The above-mentioned rolling mode is feasible for the computing cluster. But what about data storage? The machines used for E-MapReduce all have high configurations and will be a waste if used only to store data. Data can be stored in the OSS and loaded with Hive. However, you still need to store data on E-MapReduce to use HBase. Once you put the data on E-MapReduce, the cluster cannot be destroyed at will. Therefore, we separated the data cluster and computing cluster so that the computing cluster can be destroyed and upgraded at any time, while the data cluster is guaranteed to stably provide services over the long term. These two clusters have different configurations. The computing cluster uses an SSD to achieve faster processing, while the data cluster (HBase) uses ultra cloud disks to achieve a larger capacity.

Then in what scenarios is the pay-as-you-go option used? According to our calculation, if the computing duration is longer than seven days, it would be more cost-effective to purchase monthly subscription clusters directly. Pay-as-you-go clusters can be used for temporary bursts of computing tasks.

Ticket management

Ticket service is the most attractive reason for us to choose Alibaba's cloud services. Our O&M teams often encounter complicated issues requiring urgent solutions. The team members can then conveniently open a ticket to ask the Alibaba's engineers for help. The process of communication on the issue also allows us to learn new things. We have learned a lot from Alibaba Cloud engineers.
● ● ● ● ●
> **PROBLEM SET**:
1) Print the passage on separating data and computing clusters word for word, beginning at the words "Ticket service is" and stopping after "Alibaba Cloud engineers.".
2) According to the passage on separating data and computing clusters, what type of disk does the data cluster (HBase) use?

> **SUPPLIED DATA**:
● ● ● ● ●
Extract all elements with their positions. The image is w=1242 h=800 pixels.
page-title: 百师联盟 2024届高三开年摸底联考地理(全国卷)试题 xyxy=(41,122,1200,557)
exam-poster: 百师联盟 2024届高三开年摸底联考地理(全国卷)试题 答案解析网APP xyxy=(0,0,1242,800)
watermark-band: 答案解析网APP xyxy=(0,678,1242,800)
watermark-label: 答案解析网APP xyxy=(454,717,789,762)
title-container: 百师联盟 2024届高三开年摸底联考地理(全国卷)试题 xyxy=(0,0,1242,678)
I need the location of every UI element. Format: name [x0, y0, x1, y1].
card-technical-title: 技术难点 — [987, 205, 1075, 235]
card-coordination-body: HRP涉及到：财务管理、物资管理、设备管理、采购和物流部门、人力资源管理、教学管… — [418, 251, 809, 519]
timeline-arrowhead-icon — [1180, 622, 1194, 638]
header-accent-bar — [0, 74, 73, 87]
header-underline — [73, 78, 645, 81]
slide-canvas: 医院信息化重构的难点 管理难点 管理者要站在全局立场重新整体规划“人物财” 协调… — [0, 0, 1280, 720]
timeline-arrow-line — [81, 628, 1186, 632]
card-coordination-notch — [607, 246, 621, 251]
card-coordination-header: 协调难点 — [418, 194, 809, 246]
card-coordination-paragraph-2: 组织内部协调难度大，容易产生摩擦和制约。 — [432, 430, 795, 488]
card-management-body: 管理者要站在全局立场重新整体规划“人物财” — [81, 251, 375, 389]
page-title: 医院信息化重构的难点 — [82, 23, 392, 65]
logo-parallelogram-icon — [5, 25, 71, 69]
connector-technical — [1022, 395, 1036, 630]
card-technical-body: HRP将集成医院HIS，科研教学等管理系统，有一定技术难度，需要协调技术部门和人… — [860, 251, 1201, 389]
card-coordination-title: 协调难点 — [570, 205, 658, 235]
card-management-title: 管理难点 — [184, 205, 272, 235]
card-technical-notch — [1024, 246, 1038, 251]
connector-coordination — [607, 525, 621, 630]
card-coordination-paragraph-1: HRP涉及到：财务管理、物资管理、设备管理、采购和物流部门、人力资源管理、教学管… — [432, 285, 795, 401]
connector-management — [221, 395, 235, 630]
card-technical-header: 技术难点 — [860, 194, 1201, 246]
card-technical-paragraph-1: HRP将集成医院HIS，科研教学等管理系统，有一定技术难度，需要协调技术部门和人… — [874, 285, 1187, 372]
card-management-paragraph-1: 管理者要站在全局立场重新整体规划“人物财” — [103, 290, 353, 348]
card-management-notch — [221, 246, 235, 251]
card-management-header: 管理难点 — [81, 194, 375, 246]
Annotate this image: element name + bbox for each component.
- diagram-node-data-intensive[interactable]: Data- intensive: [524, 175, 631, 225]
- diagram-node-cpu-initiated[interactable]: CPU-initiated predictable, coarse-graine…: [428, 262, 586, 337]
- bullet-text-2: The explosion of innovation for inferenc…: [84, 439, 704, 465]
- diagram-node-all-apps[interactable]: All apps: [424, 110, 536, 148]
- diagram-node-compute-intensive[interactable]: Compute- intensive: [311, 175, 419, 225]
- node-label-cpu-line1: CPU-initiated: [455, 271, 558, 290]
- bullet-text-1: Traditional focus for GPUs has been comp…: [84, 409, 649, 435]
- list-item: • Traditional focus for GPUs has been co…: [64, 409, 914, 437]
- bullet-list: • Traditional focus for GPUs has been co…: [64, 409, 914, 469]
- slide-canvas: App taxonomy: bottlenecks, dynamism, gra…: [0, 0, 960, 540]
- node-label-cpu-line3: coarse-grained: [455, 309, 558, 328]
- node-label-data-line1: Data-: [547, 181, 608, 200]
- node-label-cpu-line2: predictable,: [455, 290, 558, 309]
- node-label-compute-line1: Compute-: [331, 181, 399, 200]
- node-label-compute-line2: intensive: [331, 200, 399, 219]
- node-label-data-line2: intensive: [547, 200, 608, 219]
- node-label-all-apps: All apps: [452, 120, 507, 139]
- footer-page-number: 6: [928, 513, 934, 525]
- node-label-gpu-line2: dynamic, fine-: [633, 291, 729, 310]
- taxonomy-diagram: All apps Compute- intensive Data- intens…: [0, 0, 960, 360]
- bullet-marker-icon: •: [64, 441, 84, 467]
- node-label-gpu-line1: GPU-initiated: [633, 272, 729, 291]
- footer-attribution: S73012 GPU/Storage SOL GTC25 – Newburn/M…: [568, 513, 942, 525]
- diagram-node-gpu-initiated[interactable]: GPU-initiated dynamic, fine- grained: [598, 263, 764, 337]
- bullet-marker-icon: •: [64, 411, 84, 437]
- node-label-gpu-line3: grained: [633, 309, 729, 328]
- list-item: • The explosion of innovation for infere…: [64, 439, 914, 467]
● ● ● ● ●
> **REPLIES**:
1)
Ticket service is the most attractive reason for us to choose Alibaba's cloud services. Our O&M teams often encounter complicated issues requiring urgent solutions. The team members can then conveniently open a ticket to ask the Alibaba's engineers for help. The process of communication on the issue also allows us to learn new things. We have learned a lot from Alibaba Cloud engineers.

2) Ultra cloud disks, to achieve a larger capacity.